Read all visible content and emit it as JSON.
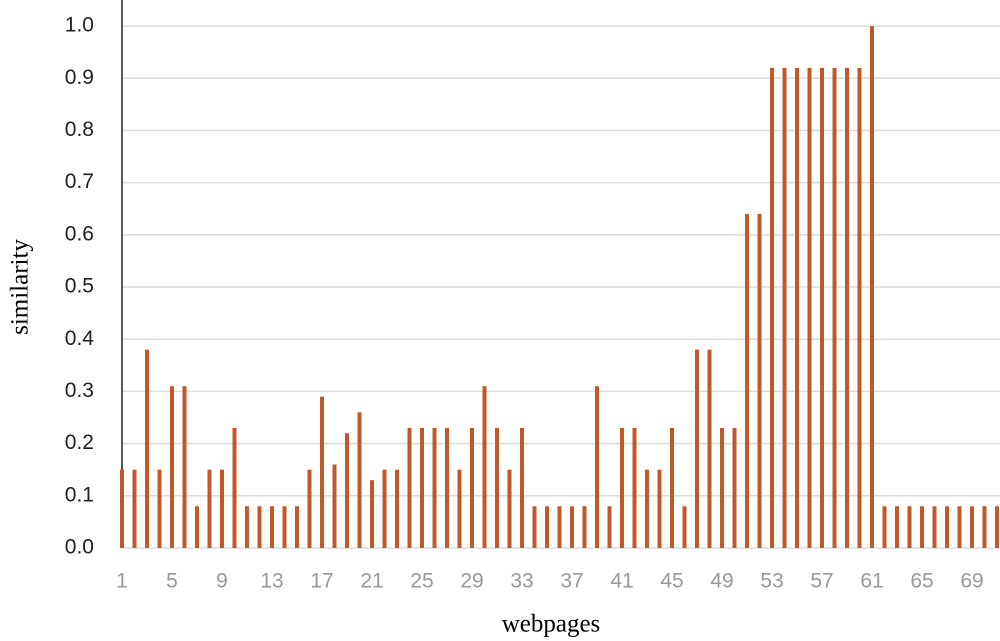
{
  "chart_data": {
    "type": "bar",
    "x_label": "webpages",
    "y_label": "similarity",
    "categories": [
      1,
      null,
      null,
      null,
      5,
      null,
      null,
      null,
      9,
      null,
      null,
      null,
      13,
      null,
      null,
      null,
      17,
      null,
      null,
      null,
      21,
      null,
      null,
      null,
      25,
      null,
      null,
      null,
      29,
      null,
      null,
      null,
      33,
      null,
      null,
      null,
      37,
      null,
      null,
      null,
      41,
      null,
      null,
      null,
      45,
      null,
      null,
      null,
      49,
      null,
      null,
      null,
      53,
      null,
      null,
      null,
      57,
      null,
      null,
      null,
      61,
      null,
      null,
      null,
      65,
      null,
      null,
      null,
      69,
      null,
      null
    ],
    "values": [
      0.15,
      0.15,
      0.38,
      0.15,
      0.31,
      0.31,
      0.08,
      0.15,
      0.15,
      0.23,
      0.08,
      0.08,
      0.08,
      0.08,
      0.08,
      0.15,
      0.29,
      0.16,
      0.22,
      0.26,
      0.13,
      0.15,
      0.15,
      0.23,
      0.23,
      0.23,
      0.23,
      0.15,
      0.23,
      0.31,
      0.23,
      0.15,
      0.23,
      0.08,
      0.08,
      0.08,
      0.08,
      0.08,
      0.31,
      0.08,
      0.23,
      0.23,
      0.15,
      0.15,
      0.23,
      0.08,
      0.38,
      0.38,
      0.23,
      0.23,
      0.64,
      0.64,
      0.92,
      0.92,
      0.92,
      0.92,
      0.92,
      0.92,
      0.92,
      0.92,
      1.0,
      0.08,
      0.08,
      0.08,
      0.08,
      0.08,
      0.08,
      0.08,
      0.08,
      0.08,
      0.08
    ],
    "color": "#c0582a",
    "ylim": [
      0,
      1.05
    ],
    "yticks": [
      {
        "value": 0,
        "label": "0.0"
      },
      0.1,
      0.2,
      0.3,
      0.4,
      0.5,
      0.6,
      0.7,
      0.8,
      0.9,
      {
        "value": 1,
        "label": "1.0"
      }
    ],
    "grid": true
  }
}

********************

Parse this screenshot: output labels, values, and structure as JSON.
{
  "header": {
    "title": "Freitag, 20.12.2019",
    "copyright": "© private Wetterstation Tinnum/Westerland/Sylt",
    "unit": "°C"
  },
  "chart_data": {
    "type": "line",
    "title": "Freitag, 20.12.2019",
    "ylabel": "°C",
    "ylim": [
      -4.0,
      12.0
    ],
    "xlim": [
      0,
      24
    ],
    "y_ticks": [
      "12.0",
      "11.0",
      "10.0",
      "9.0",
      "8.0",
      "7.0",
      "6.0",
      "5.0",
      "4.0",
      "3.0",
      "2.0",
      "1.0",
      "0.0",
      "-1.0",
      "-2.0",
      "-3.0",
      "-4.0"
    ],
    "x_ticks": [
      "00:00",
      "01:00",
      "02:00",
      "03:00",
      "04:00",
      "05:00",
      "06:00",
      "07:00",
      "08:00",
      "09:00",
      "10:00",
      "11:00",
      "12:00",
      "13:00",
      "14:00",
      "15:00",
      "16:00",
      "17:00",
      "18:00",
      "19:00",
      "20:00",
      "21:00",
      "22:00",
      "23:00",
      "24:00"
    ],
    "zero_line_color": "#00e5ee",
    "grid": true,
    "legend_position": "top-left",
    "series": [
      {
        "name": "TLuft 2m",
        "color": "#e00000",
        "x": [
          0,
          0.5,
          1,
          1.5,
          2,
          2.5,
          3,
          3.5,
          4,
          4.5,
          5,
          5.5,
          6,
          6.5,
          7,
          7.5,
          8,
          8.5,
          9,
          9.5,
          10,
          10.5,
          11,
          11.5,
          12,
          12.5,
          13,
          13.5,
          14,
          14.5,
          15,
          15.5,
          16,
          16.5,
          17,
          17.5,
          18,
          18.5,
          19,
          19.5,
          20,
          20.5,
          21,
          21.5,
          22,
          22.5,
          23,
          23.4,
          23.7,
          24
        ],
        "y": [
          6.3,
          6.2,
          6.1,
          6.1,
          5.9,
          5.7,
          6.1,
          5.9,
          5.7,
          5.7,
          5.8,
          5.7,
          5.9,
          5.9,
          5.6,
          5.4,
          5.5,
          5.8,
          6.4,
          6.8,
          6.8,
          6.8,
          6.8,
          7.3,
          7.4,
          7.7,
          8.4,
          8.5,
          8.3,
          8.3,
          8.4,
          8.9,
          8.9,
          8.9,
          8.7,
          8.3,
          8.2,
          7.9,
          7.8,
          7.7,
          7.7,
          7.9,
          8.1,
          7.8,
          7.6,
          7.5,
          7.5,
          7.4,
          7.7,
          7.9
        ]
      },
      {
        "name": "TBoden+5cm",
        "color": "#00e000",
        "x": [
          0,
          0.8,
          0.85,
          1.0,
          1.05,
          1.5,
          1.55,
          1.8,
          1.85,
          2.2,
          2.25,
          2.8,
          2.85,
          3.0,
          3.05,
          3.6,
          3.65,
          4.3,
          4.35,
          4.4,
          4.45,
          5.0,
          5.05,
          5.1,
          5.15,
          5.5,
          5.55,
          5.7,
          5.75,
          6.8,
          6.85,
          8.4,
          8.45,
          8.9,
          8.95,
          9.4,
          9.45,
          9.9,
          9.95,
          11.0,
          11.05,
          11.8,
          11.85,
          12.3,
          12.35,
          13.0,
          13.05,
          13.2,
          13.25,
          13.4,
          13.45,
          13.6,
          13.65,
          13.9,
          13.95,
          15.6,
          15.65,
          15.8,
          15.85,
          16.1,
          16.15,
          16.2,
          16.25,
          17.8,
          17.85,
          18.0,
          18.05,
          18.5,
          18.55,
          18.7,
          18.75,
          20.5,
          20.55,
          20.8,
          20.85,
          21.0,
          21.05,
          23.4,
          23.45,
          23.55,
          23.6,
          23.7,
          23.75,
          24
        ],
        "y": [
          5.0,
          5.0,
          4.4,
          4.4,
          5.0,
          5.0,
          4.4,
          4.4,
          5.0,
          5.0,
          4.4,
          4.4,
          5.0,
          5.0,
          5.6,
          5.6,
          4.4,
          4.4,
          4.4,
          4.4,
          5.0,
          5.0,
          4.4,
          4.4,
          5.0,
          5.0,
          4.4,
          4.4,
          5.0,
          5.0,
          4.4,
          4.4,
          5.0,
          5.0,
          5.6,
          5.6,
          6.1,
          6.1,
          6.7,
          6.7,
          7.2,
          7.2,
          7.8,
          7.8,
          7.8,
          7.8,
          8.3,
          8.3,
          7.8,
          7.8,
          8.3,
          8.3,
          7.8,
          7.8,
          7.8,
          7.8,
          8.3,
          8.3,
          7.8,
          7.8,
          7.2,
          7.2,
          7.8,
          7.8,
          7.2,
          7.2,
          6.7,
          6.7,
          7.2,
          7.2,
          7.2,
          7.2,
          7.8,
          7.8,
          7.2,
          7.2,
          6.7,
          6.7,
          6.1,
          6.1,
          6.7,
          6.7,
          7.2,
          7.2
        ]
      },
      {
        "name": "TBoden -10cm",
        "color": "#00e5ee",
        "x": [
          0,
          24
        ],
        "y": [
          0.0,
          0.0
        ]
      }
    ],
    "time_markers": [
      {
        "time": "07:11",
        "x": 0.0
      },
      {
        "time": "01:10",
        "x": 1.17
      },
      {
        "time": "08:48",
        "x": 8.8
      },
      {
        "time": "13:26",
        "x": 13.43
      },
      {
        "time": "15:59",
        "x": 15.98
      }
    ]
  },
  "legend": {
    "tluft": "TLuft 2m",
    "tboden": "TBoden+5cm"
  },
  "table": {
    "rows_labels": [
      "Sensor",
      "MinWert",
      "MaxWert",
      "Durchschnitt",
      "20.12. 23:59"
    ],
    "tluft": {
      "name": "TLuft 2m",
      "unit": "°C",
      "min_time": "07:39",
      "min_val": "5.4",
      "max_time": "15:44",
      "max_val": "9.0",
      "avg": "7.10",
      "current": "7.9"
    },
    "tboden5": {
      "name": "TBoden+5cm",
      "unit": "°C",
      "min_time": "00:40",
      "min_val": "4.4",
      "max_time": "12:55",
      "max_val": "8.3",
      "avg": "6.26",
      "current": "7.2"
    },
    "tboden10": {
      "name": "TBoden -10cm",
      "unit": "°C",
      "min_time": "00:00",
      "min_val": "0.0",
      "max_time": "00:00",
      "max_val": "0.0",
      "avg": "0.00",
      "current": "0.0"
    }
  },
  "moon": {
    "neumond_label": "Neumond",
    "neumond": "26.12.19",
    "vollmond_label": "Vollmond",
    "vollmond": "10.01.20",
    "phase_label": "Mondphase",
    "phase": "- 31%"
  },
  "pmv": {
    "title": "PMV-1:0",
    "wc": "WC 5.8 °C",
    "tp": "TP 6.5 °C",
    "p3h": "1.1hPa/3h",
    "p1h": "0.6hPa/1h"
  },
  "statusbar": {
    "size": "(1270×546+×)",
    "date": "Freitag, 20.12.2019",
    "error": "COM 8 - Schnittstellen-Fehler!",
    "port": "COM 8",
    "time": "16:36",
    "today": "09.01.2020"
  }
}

********************

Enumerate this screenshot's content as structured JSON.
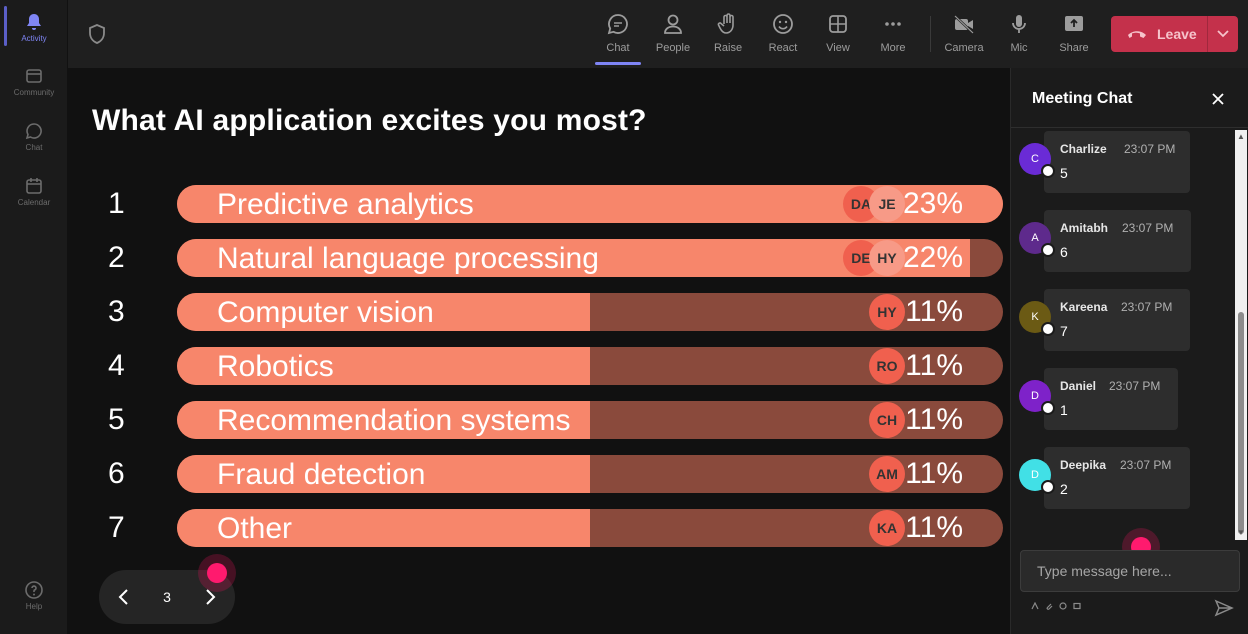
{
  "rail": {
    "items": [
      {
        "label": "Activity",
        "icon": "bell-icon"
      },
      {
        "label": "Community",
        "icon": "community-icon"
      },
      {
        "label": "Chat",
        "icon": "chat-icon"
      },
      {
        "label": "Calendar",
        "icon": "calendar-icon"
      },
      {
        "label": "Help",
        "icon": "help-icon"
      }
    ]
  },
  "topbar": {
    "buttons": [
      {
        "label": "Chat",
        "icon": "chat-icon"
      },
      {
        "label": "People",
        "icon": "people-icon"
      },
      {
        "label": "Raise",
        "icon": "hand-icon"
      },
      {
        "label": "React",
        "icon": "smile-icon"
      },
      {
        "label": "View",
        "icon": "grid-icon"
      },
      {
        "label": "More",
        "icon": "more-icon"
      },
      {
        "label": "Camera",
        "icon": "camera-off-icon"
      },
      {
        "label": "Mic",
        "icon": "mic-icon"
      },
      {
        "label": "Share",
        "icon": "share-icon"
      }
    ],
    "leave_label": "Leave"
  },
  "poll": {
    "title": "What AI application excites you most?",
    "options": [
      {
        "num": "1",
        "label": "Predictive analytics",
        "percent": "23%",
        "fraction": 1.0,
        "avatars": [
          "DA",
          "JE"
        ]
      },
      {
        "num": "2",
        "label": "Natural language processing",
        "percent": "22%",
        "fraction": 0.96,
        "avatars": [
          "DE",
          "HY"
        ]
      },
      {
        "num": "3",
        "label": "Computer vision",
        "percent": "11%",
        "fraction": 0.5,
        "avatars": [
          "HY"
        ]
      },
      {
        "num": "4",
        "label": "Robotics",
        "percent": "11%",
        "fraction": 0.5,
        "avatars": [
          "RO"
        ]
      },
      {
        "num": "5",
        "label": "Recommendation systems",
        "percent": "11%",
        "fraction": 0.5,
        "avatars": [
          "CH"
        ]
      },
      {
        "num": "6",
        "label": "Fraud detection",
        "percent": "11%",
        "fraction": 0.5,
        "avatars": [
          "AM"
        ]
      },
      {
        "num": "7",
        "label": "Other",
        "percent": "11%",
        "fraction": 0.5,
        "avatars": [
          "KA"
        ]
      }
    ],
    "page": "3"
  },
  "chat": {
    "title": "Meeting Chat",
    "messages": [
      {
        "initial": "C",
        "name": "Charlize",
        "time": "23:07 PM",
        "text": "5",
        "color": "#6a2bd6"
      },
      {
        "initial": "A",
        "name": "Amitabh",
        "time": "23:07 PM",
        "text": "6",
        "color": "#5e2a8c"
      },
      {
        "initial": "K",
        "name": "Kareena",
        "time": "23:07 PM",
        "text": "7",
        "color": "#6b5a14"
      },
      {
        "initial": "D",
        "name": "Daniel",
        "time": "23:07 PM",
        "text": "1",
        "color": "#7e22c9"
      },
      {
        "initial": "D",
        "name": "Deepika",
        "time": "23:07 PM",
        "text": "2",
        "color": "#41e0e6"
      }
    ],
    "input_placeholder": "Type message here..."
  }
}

********************

-- Problem details --
Check each line above for the word "name" and copy the ones that have it.

-- Task response --
        "name": "TLuft 2m",
        "name": "TBoden+5cm",
        "name": "TBoden -10cm",
      "name": "TLuft 2m",
      "name": "TBoden+5cm",
      "name": "TBoden -10cm",
        "name": "Charlize",
        "name": "Amitabh",
        "name": "Kareena",
        "name": "Daniel",
        "name": "Deepika",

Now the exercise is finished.